Requirements -
Reproduce the lines below, starting with the line that contains "Extract all elements" and going on through the line that contains "y-axis-tick: 2 bbox=[448, 34, 451, 40]". Switch every "red-bar" to "blue-bar" and leave all else as it is.

Records for the task -
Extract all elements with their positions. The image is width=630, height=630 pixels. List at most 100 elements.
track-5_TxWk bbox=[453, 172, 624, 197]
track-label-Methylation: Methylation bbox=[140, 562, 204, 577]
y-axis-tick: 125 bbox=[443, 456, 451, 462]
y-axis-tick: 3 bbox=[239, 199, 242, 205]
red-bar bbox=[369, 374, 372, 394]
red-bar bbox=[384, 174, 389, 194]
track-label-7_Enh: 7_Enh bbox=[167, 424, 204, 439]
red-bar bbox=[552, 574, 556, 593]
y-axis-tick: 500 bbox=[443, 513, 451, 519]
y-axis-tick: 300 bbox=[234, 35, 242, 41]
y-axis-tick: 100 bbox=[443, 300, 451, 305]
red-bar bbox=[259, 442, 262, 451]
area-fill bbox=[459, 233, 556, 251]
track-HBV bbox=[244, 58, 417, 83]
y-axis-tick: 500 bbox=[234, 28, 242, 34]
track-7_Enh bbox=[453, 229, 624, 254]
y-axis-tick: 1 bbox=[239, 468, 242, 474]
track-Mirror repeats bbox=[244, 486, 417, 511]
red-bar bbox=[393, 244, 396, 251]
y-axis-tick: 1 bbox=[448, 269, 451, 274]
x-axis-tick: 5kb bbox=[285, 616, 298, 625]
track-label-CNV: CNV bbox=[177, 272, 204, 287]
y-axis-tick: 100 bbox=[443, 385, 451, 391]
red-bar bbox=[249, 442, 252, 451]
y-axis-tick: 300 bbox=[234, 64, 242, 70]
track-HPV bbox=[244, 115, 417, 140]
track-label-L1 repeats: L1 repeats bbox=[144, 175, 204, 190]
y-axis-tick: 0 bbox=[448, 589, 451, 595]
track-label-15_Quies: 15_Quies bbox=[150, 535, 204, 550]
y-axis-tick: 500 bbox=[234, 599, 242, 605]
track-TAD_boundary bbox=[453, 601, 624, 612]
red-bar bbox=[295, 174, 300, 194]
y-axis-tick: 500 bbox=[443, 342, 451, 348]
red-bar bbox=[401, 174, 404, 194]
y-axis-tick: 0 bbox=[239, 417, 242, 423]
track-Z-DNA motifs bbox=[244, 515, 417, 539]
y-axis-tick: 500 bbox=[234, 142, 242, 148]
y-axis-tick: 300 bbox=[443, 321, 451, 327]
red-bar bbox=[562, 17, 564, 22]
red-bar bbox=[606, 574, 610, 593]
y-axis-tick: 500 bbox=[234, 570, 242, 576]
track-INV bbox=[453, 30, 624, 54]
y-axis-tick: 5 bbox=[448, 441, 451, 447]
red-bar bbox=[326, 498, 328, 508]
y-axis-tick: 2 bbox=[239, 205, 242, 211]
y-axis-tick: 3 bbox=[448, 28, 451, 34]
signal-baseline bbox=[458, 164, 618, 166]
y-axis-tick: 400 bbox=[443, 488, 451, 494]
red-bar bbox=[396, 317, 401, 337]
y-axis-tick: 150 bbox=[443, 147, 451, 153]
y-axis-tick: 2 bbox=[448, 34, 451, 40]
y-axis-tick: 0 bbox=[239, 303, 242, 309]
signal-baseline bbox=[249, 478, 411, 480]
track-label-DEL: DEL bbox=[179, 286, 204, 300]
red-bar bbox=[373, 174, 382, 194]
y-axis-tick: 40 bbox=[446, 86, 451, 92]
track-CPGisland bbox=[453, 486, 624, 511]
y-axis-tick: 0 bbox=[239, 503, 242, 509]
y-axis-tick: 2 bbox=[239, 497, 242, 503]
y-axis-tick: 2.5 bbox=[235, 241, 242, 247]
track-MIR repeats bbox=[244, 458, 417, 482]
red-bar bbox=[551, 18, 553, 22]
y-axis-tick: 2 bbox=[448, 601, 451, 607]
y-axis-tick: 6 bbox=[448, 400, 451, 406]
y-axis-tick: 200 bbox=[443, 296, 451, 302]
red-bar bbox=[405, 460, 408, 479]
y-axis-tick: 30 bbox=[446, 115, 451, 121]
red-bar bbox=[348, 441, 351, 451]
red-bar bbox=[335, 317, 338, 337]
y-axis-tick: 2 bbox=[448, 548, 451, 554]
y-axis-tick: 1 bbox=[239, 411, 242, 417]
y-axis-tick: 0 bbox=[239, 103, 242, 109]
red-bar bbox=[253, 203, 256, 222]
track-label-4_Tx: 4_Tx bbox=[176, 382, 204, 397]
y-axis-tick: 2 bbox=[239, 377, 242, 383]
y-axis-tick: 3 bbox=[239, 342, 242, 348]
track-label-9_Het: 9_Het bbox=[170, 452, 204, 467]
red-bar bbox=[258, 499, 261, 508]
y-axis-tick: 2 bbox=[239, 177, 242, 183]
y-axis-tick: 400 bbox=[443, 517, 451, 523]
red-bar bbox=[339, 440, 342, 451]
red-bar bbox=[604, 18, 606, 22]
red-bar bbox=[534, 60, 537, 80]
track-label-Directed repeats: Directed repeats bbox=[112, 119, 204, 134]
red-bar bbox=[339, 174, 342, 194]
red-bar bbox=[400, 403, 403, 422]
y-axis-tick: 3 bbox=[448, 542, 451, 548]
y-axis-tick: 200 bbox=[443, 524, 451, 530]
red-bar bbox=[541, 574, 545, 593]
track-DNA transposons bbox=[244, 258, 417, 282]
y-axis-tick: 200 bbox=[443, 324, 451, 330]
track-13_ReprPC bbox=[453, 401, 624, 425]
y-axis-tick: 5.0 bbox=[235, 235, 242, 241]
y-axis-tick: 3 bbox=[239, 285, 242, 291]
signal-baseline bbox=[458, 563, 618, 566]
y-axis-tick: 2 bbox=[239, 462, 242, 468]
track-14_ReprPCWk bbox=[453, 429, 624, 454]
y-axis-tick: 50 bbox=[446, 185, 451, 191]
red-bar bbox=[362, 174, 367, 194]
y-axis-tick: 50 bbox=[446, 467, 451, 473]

--

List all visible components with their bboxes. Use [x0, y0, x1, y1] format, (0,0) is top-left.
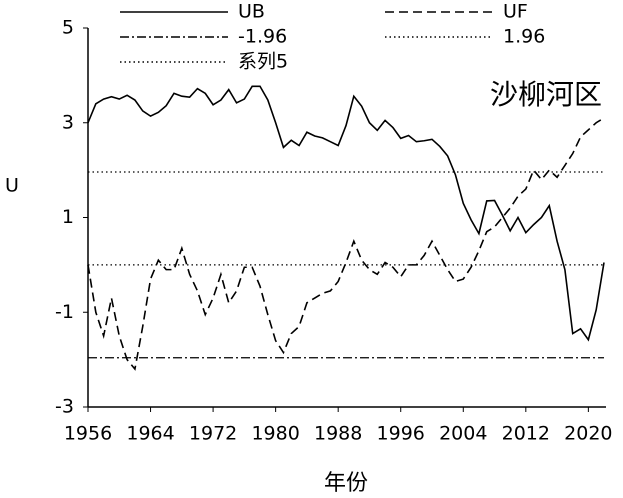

Written answer -
Extract all elements with their positions. The image is width=630, height=630 pixels. List at most 100 elements.
track-5_TxWk bbox=[453, 172, 624, 197]
track-label-Methylation: Methylation bbox=[140, 562, 204, 577]
y-axis-tick: 125 bbox=[443, 456, 451, 462]
y-axis-tick: 3 bbox=[239, 199, 242, 205]
blue-bar bbox=[369, 374, 372, 394]
blue-bar bbox=[384, 174, 389, 194]
track-label-7_Enh: 7_Enh bbox=[167, 424, 204, 439]
blue-bar bbox=[552, 574, 556, 593]
y-axis-tick: 500 bbox=[443, 513, 451, 519]
y-axis-tick: 300 bbox=[234, 35, 242, 41]
y-axis-tick: 100 bbox=[443, 300, 451, 305]
blue-bar bbox=[259, 442, 262, 451]
area-fill bbox=[459, 233, 556, 251]
track-HBV bbox=[244, 58, 417, 83]
y-axis-tick: 500 bbox=[234, 28, 242, 34]
track-7_Enh bbox=[453, 229, 624, 254]
y-axis-tick: 1 bbox=[239, 468, 242, 474]
track-Mirror repeats bbox=[244, 486, 417, 511]
blue-bar bbox=[393, 244, 396, 251]
y-axis-tick: 1 bbox=[448, 269, 451, 274]
x-axis-tick: 5kb bbox=[285, 616, 298, 625]
track-label-CNV: CNV bbox=[177, 272, 204, 287]
y-axis-tick: 100 bbox=[443, 385, 451, 391]
blue-bar bbox=[249, 442, 252, 451]
y-axis-tick: 300 bbox=[234, 64, 242, 70]
track-HPV bbox=[244, 115, 417, 140]
track-label-L1 repeats: L1 repeats bbox=[144, 175, 204, 190]
y-axis-tick: 0 bbox=[448, 589, 451, 595]
track-label-15_Quies: 15_Quies bbox=[150, 535, 204, 550]
y-axis-tick: 500 bbox=[234, 599, 242, 605]
track-TAD_boundary bbox=[453, 601, 624, 612]
blue-bar bbox=[295, 174, 300, 194]
y-axis-tick: 500 bbox=[443, 342, 451, 348]
blue-bar bbox=[401, 174, 404, 194]
y-axis-tick: 0 bbox=[239, 417, 242, 423]
track-Z-DNA motifs bbox=[244, 515, 417, 539]
y-axis-tick: 500 bbox=[234, 142, 242, 148]
y-axis-tick: 300 bbox=[443, 321, 451, 327]
blue-bar bbox=[562, 17, 564, 22]
blue-bar bbox=[606, 574, 610, 593]
y-axis-tick: 500 bbox=[234, 570, 242, 576]
track-INV bbox=[453, 30, 624, 54]
y-axis-tick: 5 bbox=[448, 441, 451, 447]
blue-bar bbox=[326, 498, 328, 508]
y-axis-tick: 2 bbox=[239, 205, 242, 211]
y-axis-tick: 3 bbox=[448, 28, 451, 34]
signal-baseline bbox=[458, 164, 618, 166]
y-axis-tick: 400 bbox=[443, 488, 451, 494]
blue-bar bbox=[396, 317, 401, 337]
y-axis-tick: 150 bbox=[443, 147, 451, 153]
y-axis-tick: 2 bbox=[448, 34, 451, 40]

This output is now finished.